** START OF Entries supplied **

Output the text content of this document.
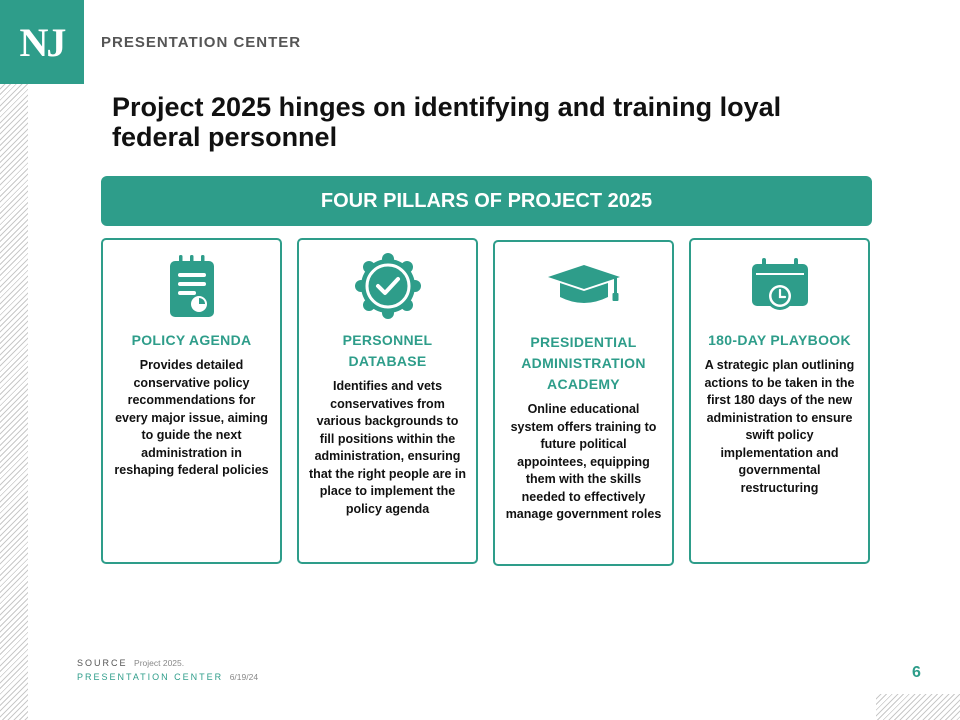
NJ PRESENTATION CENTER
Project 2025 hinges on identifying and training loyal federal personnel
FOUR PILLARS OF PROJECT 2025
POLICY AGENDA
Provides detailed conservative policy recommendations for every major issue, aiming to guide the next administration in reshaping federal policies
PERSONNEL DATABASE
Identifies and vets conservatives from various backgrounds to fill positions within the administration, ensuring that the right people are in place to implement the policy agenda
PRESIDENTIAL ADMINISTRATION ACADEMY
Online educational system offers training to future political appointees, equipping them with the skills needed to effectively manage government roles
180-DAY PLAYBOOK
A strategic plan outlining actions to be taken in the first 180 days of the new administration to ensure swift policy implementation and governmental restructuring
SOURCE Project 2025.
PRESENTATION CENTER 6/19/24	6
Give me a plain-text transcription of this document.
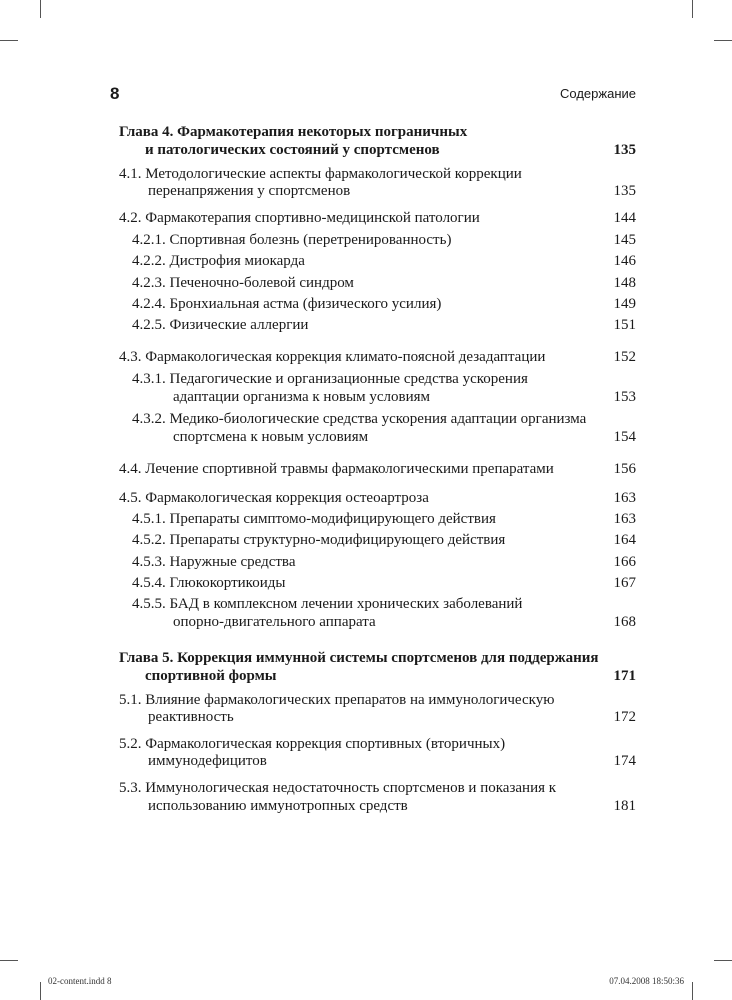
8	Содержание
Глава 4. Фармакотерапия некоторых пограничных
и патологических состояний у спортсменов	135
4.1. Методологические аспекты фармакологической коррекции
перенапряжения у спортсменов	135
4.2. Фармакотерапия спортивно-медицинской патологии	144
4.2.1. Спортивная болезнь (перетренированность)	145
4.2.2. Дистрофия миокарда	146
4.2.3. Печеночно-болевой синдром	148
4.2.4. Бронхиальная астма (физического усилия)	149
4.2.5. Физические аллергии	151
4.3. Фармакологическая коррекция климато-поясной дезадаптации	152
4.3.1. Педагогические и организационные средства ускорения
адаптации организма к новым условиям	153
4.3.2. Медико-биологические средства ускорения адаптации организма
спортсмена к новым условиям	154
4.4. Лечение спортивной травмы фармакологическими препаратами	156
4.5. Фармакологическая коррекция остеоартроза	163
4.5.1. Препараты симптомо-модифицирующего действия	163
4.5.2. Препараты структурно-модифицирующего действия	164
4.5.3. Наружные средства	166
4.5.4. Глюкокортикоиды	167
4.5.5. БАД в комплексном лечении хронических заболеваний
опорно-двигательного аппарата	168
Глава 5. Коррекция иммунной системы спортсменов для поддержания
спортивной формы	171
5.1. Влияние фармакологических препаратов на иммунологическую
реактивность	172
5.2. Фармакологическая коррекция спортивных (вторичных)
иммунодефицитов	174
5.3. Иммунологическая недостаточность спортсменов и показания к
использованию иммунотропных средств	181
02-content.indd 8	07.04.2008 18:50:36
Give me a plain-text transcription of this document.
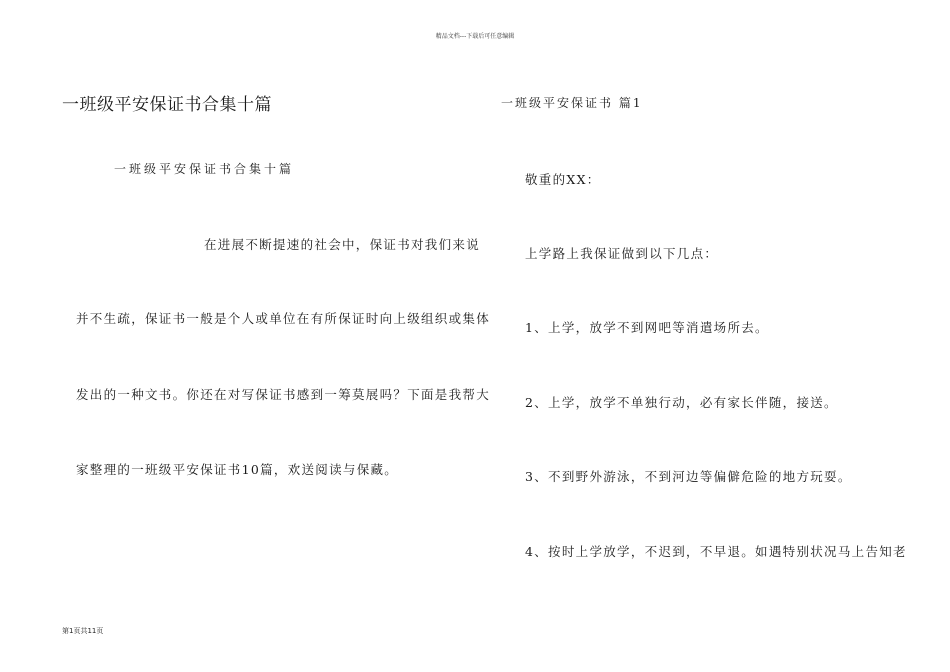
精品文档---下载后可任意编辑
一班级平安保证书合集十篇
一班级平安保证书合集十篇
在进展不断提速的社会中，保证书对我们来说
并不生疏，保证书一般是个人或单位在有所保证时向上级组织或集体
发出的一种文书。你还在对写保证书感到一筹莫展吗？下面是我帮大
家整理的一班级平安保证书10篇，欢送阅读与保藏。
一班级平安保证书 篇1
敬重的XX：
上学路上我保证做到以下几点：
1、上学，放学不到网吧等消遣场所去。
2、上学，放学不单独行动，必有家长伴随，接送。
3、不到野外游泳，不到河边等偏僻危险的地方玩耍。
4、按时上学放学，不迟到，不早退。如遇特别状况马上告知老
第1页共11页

** END OF Entries supplied **

▸ **What you will do**
Leave out the pictures and reproduce the rest of the listing exactly.

▸ **Result below**
Output the text content of this document.
NJ PRESENTATION CENTER
Project 2025 hinges on identifying and training loyal federal personnel
FOUR PILLARS OF PROJECT 2025
POLICY AGENDA
Provides detailed conservative policy recommendations for every major issue, aiming to guide the next administration in reshaping federal policies
PERSONNEL DATABASE
Identifies and vets conservatives from various backgrounds to fill positions within the administration, ensuring that the right people are in place to implement the policy agenda
PRESIDENTIAL ADMINISTRATION ACADEMY
Online educational system offers training to future political appointees, equipping them with the skills needed to effectively manage government roles
180-DAY PLAYBOOK
A strategic plan outlining actions to be taken in the first 180 days of the new administration to ensure swift policy implementation and governmental restructuring
SOURCE Project 2025.
PRESENTATION CENTER 6/19/24	6
Give me a plain-text transcription of this document.
8	Содержание
Глава 4. Фармакотерапия некоторых пограничных
и патологических состояний у спортсменов	135
4.1. Методологические аспекты фармакологической коррекции
перенапряжения у спортсменов	135
4.2. Фармакотерапия спортивно-медицинской патологии	144
4.2.1. Спортивная болезнь (перетренированность)	145
4.2.2. Дистрофия миокарда	146
4.2.3. Печеночно-болевой синдром	148
4.2.4. Бронхиальная астма (физического усилия)	149
4.2.5. Физические аллергии	151
4.3. Фармакологическая коррекция климато-поясной дезадаптации	152
4.3.1. Педагогические и организационные средства ускорения
адаптации организма к новым условиям	153
4.3.2. Медико-биологические средства ускорения адаптации организма
спортсмена к новым условиям	154
4.4. Лечение спортивной травмы фармакологическими препаратами	156
4.5. Фармакологическая коррекция остеоартроза	163
4.5.1. Препараты симптомо-модифицирующего действия	163
4.5.2. Препараты структурно-модифицирующего действия	164
4.5.3. Наружные средства	166
4.5.4. Глюкокортикоиды	167
4.5.5. БАД в комплексном лечении хронических заболеваний
опорно-двигательного аппарата	168
Глава 5. Коррекция иммунной системы спортсменов для поддержания
спортивной формы	171
5.1. Влияние фармакологических препаратов на иммунологическую
реактивность	172
5.2. Фармакологическая коррекция спортивных (вторичных)
иммунодефицитов	174
5.3. Иммунологическая недостаточность спортсменов и показания к
использованию иммунотропных средств	181
02-content.indd 8	07.04.2008 18:50:36
Give me a plain-text transcription of this document.
精品文档---下载后可任意编辑
一班级平安保证书合集十篇
一班级平安保证书合集十篇
在进展不断提速的社会中，保证书对我们来说
并不生疏，保证书一般是个人或单位在有所保证时向上级组织或集体
发出的一种文书。你还在对写保证书感到一筹莫展吗？下面是我帮大
家整理的一班级平安保证书10篇，欢送阅读与保藏。
一班级平安保证书 篇1
敬重的XX：
上学路上我保证做到以下几点：
1、上学，放学不到网吧等消遣场所去。
2、上学，放学不单独行动，必有家长伴随，接送。
3、不到野外游泳，不到河边等偏僻危险的地方玩耍。
4、按时上学放学，不迟到，不早退。如遇特别状况马上告知老
第1页共11页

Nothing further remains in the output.